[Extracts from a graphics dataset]
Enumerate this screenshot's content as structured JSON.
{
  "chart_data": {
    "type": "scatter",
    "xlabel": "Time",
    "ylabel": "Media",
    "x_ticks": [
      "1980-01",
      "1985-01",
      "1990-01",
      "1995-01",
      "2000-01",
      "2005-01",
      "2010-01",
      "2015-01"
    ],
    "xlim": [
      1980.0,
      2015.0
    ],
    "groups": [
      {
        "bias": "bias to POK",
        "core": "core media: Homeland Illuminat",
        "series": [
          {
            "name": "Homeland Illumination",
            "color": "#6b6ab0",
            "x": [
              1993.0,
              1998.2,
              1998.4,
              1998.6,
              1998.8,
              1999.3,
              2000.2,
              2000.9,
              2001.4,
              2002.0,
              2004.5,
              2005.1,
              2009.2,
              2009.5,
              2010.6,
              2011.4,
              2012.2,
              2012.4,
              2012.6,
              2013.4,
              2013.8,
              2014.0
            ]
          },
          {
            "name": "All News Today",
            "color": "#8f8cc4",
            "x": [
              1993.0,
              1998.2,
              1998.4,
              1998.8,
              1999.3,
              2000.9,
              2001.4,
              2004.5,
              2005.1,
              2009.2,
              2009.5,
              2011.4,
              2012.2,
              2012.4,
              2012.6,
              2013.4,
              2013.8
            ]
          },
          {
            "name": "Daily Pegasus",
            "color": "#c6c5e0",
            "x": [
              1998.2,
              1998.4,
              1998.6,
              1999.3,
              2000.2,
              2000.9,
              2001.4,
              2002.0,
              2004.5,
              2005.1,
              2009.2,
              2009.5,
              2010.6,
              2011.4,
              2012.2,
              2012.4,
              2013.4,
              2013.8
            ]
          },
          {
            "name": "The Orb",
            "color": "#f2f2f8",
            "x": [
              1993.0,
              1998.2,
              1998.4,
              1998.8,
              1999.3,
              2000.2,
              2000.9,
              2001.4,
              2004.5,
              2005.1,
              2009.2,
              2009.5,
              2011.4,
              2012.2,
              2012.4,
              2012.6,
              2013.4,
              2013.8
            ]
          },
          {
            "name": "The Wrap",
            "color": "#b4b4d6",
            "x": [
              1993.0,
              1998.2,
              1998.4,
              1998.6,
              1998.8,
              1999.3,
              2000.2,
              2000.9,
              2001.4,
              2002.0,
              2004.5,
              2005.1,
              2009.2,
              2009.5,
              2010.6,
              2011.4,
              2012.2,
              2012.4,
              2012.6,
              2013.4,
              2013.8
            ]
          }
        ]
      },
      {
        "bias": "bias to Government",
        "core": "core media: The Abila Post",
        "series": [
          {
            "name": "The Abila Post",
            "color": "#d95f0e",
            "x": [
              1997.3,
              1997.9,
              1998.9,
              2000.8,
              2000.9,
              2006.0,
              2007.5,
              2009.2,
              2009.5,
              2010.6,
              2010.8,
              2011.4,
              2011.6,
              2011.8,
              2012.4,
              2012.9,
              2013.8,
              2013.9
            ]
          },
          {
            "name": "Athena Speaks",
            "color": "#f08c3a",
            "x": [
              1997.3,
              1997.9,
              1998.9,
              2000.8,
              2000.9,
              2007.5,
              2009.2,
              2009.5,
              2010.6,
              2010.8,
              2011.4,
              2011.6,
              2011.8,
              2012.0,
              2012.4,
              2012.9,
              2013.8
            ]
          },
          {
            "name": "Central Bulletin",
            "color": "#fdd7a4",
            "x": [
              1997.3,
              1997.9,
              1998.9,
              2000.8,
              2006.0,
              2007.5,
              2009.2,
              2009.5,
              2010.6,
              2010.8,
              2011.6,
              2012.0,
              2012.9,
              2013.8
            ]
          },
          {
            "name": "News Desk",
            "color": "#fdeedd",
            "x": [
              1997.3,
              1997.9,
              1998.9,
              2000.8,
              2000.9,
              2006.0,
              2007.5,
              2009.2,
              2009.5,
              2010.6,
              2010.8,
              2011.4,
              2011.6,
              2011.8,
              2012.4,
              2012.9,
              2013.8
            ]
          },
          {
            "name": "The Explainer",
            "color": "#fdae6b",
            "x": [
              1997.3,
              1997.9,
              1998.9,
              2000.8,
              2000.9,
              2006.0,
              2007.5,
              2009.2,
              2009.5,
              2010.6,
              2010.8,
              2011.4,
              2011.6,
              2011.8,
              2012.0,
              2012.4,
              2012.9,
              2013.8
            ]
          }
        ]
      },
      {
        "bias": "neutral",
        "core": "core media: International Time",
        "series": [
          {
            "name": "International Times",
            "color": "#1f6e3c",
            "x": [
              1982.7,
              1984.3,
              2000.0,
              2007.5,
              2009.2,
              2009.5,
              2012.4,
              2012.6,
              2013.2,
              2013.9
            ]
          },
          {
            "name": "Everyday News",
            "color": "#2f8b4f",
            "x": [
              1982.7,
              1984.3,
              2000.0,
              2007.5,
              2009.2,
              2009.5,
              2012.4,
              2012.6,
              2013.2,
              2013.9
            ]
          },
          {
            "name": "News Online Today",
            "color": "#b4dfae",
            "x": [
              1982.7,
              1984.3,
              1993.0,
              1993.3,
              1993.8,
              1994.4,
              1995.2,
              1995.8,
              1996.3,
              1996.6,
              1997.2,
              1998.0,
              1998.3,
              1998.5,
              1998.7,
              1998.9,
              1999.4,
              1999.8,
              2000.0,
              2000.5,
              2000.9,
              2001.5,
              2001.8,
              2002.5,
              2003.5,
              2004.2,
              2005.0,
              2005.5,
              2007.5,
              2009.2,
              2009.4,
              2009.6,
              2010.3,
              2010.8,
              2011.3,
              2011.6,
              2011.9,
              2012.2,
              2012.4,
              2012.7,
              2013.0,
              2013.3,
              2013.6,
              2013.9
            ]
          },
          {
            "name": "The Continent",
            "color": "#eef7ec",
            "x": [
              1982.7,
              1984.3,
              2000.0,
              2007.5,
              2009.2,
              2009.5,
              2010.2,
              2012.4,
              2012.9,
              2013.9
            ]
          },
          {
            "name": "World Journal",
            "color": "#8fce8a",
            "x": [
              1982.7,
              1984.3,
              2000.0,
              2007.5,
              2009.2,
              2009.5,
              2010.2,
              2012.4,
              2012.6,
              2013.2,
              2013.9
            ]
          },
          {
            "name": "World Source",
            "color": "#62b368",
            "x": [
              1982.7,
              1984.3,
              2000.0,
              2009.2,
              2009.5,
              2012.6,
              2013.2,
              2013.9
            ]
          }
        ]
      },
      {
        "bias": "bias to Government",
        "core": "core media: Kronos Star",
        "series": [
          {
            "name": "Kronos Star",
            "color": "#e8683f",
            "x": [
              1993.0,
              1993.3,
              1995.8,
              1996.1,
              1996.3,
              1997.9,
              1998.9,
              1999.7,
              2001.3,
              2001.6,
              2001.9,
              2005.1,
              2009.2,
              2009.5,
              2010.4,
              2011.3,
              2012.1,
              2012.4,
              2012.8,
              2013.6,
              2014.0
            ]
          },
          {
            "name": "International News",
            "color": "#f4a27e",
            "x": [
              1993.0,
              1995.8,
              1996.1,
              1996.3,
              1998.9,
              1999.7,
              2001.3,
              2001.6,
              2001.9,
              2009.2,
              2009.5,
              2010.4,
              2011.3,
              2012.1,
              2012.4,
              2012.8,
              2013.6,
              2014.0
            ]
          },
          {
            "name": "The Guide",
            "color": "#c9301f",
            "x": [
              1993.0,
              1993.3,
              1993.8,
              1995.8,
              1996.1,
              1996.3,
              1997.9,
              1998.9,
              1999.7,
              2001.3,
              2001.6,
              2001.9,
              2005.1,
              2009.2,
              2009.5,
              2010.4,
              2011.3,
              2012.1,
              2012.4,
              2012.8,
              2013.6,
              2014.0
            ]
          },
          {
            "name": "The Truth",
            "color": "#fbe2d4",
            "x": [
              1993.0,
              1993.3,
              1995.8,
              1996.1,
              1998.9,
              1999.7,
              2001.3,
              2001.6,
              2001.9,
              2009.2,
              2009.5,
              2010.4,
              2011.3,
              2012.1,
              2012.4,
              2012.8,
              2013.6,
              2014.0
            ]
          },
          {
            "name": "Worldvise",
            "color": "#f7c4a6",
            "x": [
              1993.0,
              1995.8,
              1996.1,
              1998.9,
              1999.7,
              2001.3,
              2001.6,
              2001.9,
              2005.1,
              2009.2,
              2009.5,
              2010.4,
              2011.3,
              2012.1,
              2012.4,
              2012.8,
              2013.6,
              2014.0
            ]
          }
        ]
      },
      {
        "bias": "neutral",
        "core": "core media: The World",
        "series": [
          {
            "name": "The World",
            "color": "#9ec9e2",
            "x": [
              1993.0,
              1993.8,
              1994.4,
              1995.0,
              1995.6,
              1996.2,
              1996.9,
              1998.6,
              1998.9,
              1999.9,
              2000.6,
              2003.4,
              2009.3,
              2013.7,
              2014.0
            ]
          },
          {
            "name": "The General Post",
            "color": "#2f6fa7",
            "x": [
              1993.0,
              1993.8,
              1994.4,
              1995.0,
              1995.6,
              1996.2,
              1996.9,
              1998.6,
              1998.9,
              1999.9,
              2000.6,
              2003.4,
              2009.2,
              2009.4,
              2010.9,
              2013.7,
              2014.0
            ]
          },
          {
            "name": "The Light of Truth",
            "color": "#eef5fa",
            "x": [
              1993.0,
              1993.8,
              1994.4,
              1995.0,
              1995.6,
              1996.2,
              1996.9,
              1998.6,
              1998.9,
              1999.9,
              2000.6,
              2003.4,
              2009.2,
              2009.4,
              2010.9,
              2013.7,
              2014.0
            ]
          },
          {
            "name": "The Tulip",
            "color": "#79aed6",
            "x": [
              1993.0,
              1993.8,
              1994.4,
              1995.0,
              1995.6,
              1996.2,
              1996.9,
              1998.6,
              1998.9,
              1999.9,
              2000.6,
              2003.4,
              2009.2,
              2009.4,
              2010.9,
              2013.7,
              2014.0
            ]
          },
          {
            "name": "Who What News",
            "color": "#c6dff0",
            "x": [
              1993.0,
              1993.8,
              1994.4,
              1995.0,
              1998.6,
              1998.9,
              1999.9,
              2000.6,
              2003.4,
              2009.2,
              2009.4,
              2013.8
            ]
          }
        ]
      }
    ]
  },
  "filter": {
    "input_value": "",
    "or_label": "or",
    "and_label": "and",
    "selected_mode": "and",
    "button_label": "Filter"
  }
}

Task prompt
Among the lines above, determine how many hold the word "Kronos"; report the figure alone.

Problem solution
2